### Records supplied
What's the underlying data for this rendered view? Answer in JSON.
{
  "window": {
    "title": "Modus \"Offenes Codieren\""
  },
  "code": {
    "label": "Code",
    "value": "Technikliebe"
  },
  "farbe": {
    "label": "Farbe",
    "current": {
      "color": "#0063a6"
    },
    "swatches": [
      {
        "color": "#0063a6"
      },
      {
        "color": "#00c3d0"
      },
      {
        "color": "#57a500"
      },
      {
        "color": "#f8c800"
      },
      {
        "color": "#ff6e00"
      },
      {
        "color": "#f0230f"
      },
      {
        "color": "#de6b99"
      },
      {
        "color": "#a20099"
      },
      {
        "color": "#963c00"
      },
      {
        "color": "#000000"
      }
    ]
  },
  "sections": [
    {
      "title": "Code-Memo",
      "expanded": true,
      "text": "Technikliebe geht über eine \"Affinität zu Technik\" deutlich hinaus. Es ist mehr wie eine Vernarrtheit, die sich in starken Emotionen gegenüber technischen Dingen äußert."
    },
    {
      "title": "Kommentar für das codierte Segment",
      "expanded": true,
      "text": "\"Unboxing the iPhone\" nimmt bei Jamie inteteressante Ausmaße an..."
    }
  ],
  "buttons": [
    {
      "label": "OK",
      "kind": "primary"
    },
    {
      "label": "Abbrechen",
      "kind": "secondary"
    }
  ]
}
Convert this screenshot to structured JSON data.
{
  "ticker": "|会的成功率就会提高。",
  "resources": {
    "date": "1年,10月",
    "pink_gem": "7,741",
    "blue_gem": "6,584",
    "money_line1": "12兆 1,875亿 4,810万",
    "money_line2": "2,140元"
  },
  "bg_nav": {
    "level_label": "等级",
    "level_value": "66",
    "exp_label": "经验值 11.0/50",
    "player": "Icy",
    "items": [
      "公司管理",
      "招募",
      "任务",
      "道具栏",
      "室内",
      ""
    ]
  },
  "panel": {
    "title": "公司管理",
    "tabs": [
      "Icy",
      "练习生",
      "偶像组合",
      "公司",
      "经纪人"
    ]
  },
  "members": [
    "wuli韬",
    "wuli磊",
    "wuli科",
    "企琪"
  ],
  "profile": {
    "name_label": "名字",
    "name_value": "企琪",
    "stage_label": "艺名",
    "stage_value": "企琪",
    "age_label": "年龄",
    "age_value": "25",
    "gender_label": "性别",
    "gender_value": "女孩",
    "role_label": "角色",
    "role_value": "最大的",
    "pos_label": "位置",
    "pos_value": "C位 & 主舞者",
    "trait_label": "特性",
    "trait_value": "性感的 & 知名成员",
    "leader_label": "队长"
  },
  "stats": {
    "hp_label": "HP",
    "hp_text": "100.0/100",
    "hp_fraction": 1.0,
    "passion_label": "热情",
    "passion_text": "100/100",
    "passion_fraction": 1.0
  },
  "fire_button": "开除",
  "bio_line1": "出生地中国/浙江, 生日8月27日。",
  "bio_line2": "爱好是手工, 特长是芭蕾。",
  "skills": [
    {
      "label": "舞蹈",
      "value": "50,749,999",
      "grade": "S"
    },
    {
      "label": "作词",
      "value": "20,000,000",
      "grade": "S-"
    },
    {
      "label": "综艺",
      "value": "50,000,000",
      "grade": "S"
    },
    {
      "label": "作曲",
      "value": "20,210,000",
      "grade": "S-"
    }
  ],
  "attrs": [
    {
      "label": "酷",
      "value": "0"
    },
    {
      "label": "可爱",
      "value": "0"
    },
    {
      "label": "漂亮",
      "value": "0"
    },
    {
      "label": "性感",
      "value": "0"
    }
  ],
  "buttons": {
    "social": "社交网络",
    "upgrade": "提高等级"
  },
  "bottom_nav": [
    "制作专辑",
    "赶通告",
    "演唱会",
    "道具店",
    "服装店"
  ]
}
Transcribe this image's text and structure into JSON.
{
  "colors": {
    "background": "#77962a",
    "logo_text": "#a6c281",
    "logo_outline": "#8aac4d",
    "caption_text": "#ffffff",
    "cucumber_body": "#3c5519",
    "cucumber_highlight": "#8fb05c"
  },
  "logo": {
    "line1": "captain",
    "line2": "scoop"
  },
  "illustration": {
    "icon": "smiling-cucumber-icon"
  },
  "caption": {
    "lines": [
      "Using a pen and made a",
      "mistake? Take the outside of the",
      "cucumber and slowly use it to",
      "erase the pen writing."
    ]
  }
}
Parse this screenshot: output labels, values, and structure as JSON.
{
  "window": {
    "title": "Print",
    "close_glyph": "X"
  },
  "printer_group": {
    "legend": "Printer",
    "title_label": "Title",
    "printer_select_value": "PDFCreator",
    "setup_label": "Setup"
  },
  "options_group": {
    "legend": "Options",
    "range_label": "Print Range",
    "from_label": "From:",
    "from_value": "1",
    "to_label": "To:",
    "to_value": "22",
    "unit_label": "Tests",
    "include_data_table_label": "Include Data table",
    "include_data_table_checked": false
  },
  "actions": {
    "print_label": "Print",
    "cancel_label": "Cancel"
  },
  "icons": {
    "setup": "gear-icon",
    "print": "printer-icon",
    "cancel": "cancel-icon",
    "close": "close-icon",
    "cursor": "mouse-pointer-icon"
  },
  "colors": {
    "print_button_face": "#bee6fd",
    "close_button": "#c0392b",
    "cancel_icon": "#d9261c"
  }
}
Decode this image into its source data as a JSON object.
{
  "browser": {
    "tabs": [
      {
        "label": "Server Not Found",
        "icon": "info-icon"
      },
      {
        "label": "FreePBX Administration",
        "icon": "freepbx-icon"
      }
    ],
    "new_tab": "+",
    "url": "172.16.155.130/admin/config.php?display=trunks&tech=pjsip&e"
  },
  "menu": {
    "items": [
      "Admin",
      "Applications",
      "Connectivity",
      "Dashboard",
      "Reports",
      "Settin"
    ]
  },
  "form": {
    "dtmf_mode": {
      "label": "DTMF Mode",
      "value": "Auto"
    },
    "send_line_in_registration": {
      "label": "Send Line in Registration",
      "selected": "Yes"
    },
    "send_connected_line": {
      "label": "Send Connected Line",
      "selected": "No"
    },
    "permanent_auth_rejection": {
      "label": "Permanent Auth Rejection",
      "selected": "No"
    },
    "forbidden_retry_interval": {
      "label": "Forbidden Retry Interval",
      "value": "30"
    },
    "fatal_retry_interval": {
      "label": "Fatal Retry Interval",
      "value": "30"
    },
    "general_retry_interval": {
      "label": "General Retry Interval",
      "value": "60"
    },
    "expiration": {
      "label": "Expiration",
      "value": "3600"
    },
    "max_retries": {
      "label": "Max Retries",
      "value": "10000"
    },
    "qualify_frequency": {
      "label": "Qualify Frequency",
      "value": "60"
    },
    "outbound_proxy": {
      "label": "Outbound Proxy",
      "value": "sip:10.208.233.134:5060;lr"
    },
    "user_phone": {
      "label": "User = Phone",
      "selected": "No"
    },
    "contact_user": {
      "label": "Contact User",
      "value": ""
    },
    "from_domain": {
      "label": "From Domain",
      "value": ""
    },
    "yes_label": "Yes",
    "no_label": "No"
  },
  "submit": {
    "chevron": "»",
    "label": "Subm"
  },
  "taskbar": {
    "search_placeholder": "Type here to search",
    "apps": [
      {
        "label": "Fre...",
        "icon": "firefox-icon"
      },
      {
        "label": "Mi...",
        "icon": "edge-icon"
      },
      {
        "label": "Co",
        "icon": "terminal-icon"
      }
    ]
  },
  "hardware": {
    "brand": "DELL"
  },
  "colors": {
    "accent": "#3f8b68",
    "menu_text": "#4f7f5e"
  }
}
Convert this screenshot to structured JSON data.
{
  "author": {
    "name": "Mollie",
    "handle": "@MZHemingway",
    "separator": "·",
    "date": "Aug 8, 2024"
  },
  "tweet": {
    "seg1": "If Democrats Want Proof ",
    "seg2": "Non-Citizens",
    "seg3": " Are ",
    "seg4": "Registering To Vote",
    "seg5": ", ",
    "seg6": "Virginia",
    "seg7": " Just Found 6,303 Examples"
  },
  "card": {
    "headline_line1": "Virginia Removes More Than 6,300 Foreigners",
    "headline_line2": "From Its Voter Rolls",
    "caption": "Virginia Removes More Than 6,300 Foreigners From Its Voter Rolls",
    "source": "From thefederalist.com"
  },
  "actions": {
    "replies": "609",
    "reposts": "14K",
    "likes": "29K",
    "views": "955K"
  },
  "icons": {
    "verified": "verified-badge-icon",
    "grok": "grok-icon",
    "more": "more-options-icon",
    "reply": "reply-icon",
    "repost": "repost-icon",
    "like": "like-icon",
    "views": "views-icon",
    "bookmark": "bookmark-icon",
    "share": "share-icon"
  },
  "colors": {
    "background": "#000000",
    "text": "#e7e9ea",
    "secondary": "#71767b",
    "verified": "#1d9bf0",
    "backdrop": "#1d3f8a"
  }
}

### What you need to do
Wherever the string "Virginia" appears in the entries above, list that line.

### Expected output
    "seg6": "Virginia",
    "headline_line1": "Virginia Removes More Than 6,300 Foreigners",
    "caption": "Virginia Removes More Than 6,300 Foreigners From Its Voter Rolls",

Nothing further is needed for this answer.